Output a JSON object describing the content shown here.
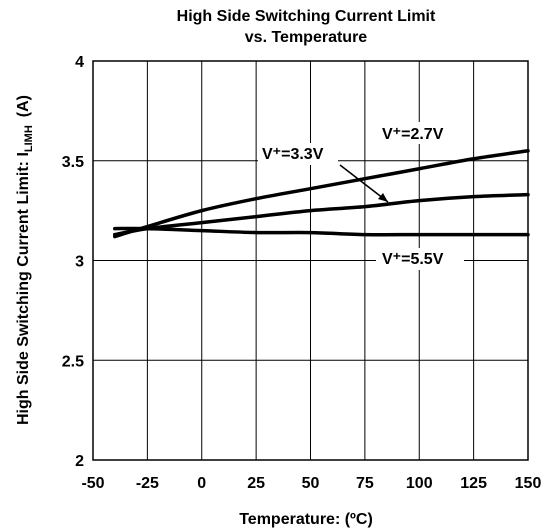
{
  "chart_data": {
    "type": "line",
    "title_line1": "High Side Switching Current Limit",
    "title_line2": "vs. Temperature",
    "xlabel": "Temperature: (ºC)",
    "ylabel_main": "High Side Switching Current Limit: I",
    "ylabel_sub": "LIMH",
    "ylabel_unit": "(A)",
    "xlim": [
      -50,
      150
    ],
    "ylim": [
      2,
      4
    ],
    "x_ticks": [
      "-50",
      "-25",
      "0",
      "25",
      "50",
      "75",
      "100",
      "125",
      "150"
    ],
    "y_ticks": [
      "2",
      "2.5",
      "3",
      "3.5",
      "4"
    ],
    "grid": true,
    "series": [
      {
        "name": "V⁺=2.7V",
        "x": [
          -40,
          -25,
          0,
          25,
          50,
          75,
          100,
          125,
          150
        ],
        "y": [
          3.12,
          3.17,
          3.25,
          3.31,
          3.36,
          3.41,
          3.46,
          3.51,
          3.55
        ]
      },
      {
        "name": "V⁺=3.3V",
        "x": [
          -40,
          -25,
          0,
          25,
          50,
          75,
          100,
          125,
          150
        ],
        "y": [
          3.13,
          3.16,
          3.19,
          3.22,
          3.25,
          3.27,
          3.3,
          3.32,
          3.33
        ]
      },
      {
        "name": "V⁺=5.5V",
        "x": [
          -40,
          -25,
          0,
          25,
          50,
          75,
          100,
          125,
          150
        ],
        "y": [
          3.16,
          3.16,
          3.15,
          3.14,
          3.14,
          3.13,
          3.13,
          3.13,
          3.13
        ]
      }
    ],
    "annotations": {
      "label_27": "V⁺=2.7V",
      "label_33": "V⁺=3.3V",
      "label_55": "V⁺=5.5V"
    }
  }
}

==

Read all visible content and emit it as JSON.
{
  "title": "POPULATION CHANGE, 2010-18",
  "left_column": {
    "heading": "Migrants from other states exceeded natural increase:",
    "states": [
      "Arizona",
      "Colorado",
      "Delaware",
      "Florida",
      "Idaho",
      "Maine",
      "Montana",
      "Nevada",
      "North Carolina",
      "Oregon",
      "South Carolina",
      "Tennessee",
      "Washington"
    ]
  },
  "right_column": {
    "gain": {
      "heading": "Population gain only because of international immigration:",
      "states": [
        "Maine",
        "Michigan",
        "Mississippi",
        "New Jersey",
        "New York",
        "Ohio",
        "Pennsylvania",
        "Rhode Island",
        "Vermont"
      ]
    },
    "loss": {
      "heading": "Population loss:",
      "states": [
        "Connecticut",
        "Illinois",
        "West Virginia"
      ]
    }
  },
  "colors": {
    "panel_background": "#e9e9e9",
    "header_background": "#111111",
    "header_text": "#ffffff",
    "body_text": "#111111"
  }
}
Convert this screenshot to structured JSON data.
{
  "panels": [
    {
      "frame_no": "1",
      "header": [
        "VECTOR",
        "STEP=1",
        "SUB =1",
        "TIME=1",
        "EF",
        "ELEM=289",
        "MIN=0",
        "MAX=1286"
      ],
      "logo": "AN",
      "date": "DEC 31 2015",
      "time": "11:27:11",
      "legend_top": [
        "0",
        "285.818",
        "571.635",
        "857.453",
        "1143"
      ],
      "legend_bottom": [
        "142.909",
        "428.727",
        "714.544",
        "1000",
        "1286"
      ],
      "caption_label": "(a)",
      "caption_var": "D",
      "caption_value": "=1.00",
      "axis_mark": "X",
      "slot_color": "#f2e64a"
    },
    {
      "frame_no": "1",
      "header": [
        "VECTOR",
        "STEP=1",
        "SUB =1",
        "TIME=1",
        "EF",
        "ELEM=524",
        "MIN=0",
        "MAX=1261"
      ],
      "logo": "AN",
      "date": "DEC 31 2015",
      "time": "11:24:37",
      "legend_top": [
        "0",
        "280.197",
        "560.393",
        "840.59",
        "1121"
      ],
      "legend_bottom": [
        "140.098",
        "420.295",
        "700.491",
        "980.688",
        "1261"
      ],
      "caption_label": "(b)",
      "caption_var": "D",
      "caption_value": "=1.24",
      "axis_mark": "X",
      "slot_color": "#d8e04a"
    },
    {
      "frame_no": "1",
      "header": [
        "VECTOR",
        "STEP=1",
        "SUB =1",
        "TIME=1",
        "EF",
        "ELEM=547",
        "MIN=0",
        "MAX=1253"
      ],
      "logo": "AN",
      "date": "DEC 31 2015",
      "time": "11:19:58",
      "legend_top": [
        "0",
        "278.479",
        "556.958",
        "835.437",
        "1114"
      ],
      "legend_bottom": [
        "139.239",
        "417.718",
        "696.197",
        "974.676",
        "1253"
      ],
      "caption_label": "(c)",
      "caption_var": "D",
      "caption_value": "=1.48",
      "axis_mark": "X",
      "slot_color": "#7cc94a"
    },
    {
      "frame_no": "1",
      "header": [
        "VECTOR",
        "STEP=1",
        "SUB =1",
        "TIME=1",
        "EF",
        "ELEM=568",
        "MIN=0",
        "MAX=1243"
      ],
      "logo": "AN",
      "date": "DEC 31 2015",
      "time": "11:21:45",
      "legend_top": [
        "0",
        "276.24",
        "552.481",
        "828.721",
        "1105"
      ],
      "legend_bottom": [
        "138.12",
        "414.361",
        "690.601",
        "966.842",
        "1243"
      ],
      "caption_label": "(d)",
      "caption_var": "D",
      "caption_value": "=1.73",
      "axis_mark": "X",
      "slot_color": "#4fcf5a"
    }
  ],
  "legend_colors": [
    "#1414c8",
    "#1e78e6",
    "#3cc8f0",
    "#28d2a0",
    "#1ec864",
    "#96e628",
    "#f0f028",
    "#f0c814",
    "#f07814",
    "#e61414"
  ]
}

Stated goal: Pick out the lines that contain "JSON" and copy them.

Problem solution:
Output a JSON object describing the content shown here.
Read all visible content and emit it as JSON.
Convert this screenshot to structured JSON data.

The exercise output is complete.